216. Combination Sum III
找到所有有效的 k 個數字組合,使得它們的和等於 n,並且以下條件成立:只使用數字 1 到 9。
每個數字最多使用一次。
返回所有可能的有效組合的列表。列表中不應包含相同的組合,並且組合可以按任意順序返回。
範例:
輸入:k = 3, n = 7 輸出:[[1,2,4]] 解釋: 1 + 2 + 4 = 7 沒有其他有效組合。
Python
class Solution:
def combinationSum3(self, k: int, n: int) -> List[List[int]]:
def backtrack(start, remaining_k, remaining_n, path):
if remaining_k == 0 and remaining_n == 0:
result.append(path)
return
if remaining_k < 0 or remaining_n < 0:
return
for i in range(start, 10):
backtrack(i + 1, remaining_k - 1, remaining_n - i, path + [i])
result = []
backtrack(1, k, n, [])

**簡短練習 A**
請列出正文程式碼中 backtrack 函式的所有參數。
正文與清單彼此獨立，互不相關。

**所示資料**
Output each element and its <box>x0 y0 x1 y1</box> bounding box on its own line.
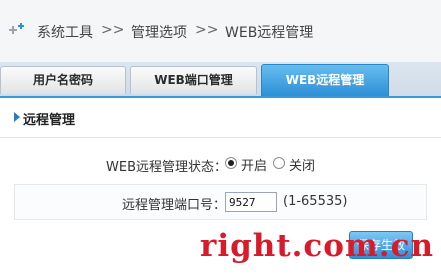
radio-disable[interactable] <box>273 157 285 169</box>
plus-icon <box>9 23 24 34</box>
port-label: 远程管理端口号： <box>121 198 226 213</box>
status-row: WEB远程管理状态： 开启 关闭 <box>14 146 427 182</box>
section-header: 远程管理 <box>0 98 441 138</box>
radio-enable[interactable] <box>225 157 237 169</box>
tab-username-password[interactable]: 用户名密码 <box>0 66 126 94</box>
radio-enable-label[interactable]: 开启 <box>241 155 267 174</box>
breadcrumb-separator: >> <box>195 22 219 38</box>
triangle-right-icon <box>14 112 20 122</box>
breadcrumb-item-management-options[interactable]: 管理选项 <box>131 22 187 42</box>
breadcrumb-item-web-remote: WEB远程管理 <box>225 25 314 41</box>
tab-web-port[interactable]: WEB端口管理 <box>130 66 257 94</box>
tab-bar: 用户名密码 WEB端口管理 WEB远程管理 <box>0 62 441 98</box>
port-range-hint: (1-65535) <box>283 194 348 209</box>
tab-web-remote[interactable]: WEB远程管理 <box>261 64 389 96</box>
watermark: right.com.cn <box>200 228 434 264</box>
breadcrumb-separator: >> <box>101 22 125 38</box>
port-input[interactable] <box>225 192 277 212</box>
breadcrumb-bar: 系统工具 >> 管理选项 >> WEB远程管理 <box>0 0 441 62</box>
port-row: 远程管理端口号： (1-65535) <box>14 184 427 220</box>
status-label: WEB远程管理状态： <box>106 160 227 175</box>
radio-disable-label[interactable]: 关闭 <box>289 155 315 174</box>
section-title: 远程管理 <box>23 113 76 128</box>
breadcrumb-item-system-tools[interactable]: 系统工具 <box>37 22 93 42</box>
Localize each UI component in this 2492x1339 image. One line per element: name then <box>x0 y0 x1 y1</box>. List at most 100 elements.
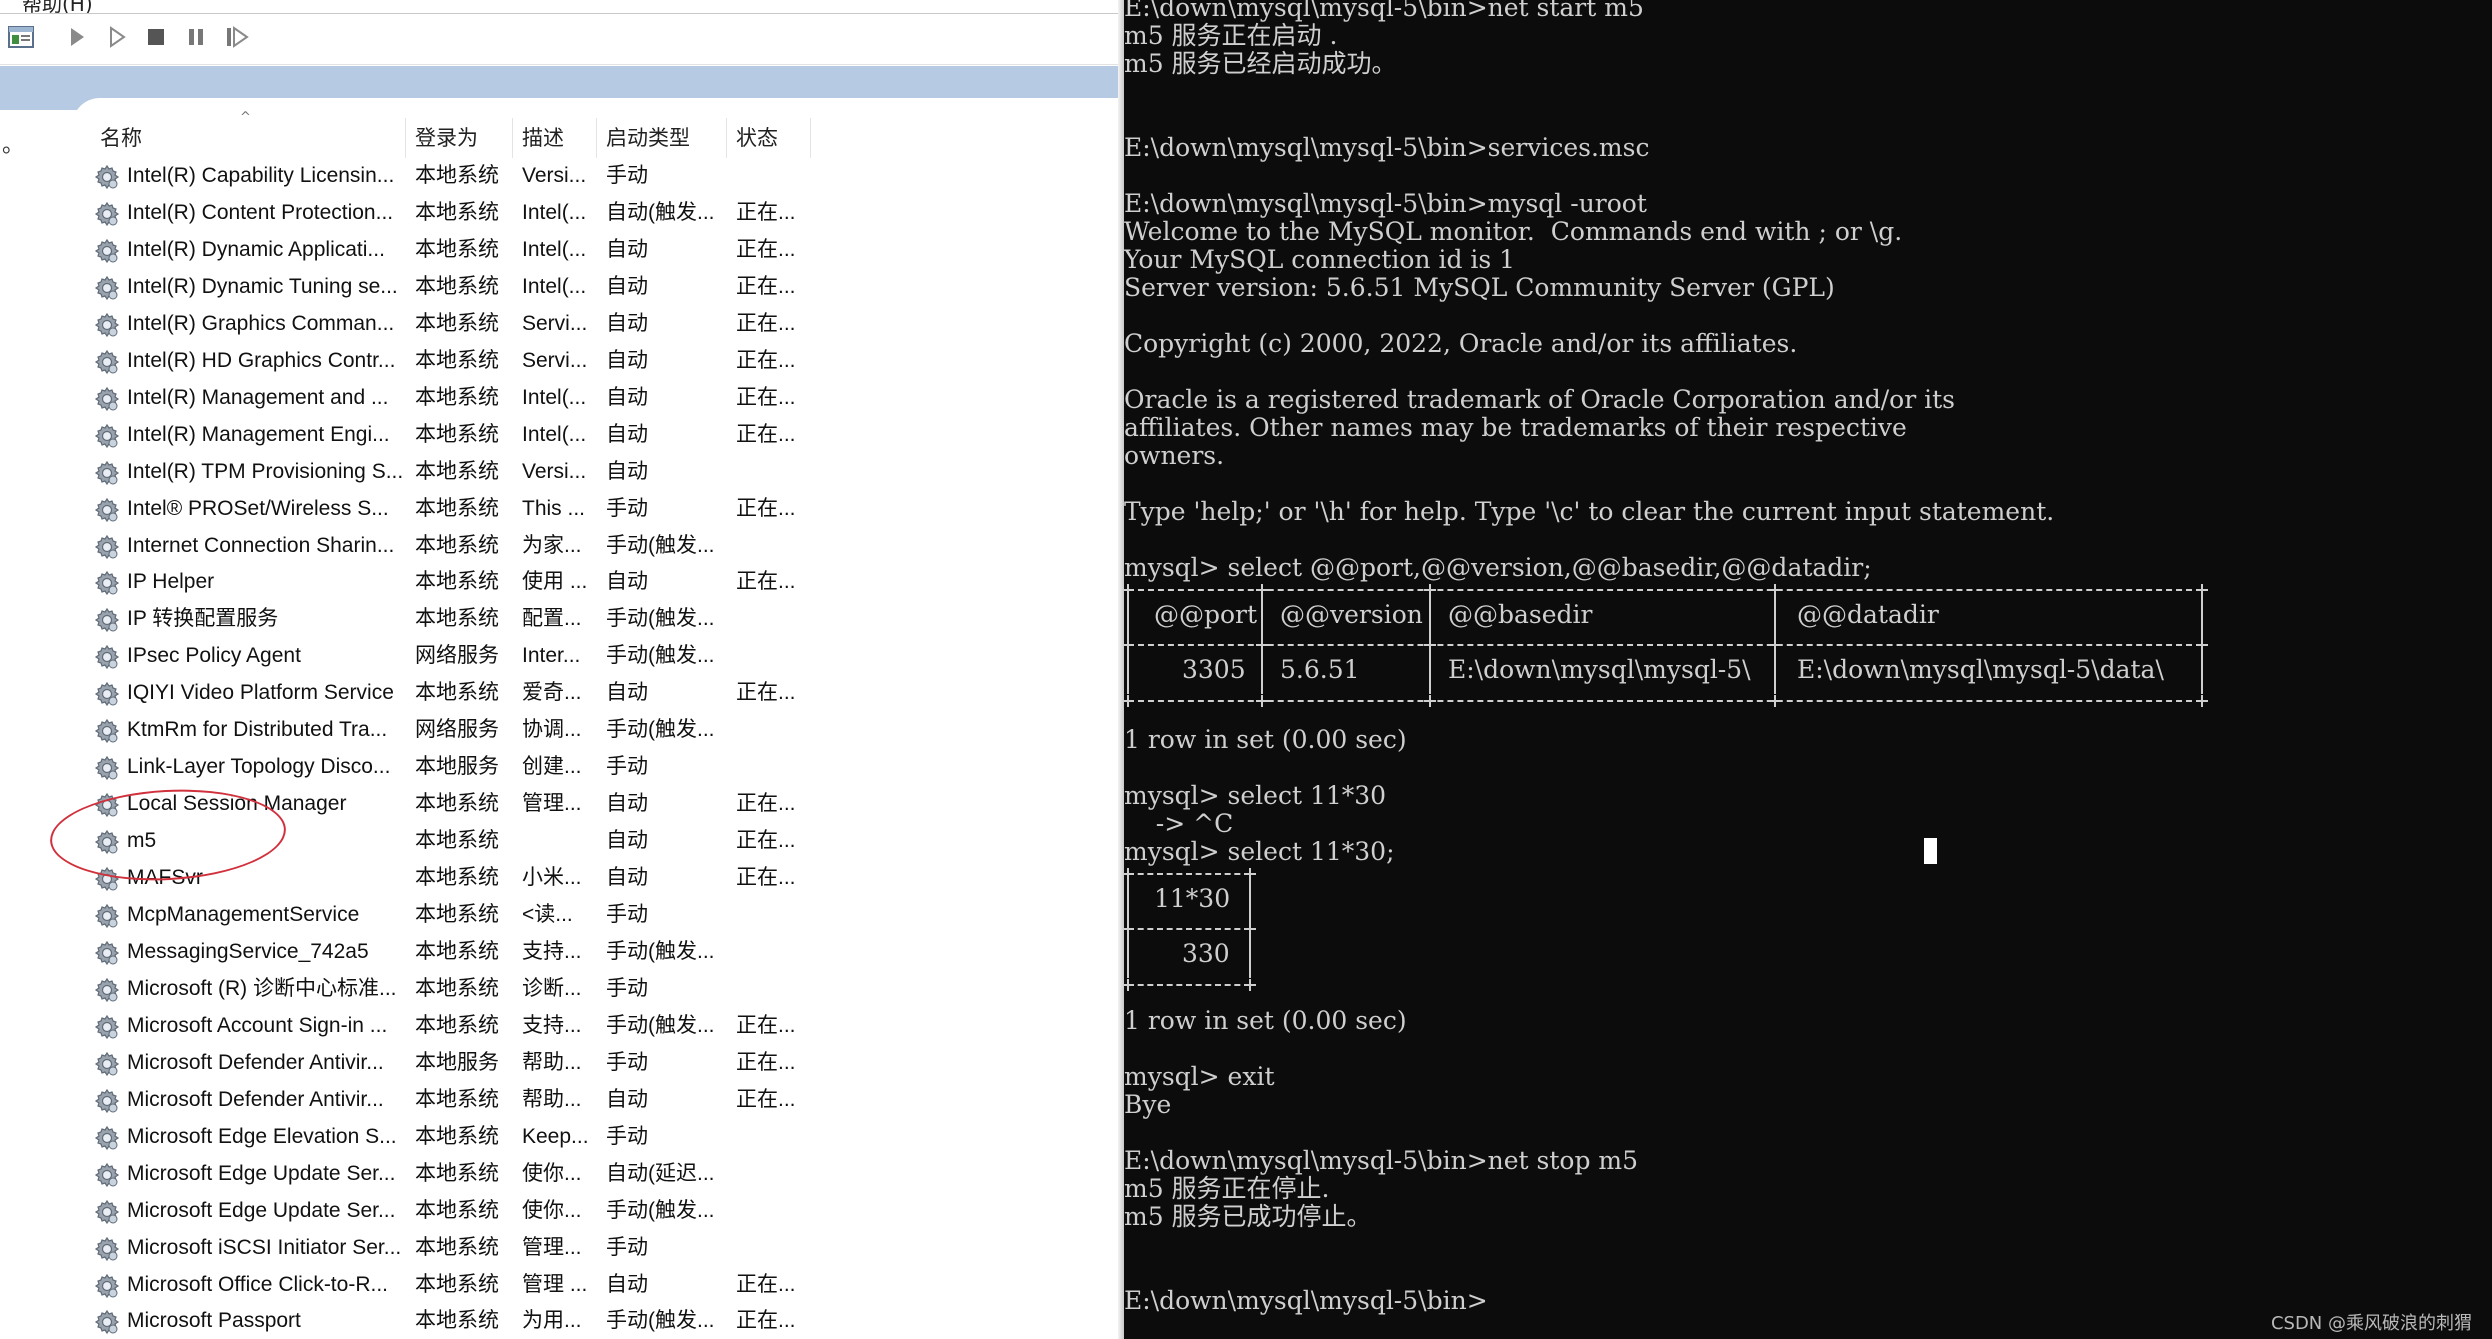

**簡短練習 B**
請將上方清單的每一行原樣輸出，圖片略去不錄。

**參考答案 A**
start、remaining_k、remaining_n、path

**參考答案 B**
Output each element and its <box>x0 y0 x1 y1</box> bounding box on its own line.
radio-disable[interactable] <box>273 157 285 169</box>
plus-icon <box>9 23 24 34</box>
port-label: 远程管理端口号： <box>121 198 226 213</box>
status-row: WEB远程管理状态： 开启 关闭 <box>14 146 427 182</box>
section-header: 远程管理 <box>0 98 441 138</box>
radio-enable[interactable] <box>225 157 237 169</box>
tab-username-password[interactable]: 用户名密码 <box>0 66 126 94</box>
radio-enable-label[interactable]: 开启 <box>241 155 267 174</box>
breadcrumb-separator: >> <box>195 22 219 38</box>
triangle-right-icon <box>14 112 20 122</box>
breadcrumb-item-management-options[interactable]: 管理选项 <box>131 22 187 42</box>
breadcrumb-item-web-remote: WEB远程管理 <box>225 25 314 41</box>
tab-web-port[interactable]: WEB端口管理 <box>130 66 257 94</box>
tab-bar: 用户名密码 WEB端口管理 WEB远程管理 <box>0 62 441 98</box>
port-range-hint: (1-65535) <box>283 194 348 209</box>
tab-web-remote[interactable]: WEB远程管理 <box>261 64 389 96</box>
watermark: right.com.cn <box>200 228 434 264</box>
breadcrumb-separator: >> <box>101 22 125 38</box>
port-input[interactable] <box>225 192 277 212</box>
breadcrumb-bar: 系统工具 >> 管理选项 >> WEB远程管理 <box>0 0 441 62</box>
port-row: 远程管理端口号： (1-65535) <box>14 184 427 220</box>
status-label: WEB远程管理状态： <box>106 160 227 175</box>
radio-disable-label[interactable]: 关闭 <box>289 155 315 174</box>
section-title: 远程管理 <box>23 113 76 128</box>
breadcrumb-item-system-tools[interactable]: 系统工具 <box>37 22 93 42</box>
Localize each UI component in this 2492x1339 image. One line per element: name then <box>x0 y0 x1 y1</box>. List at most 100 elements.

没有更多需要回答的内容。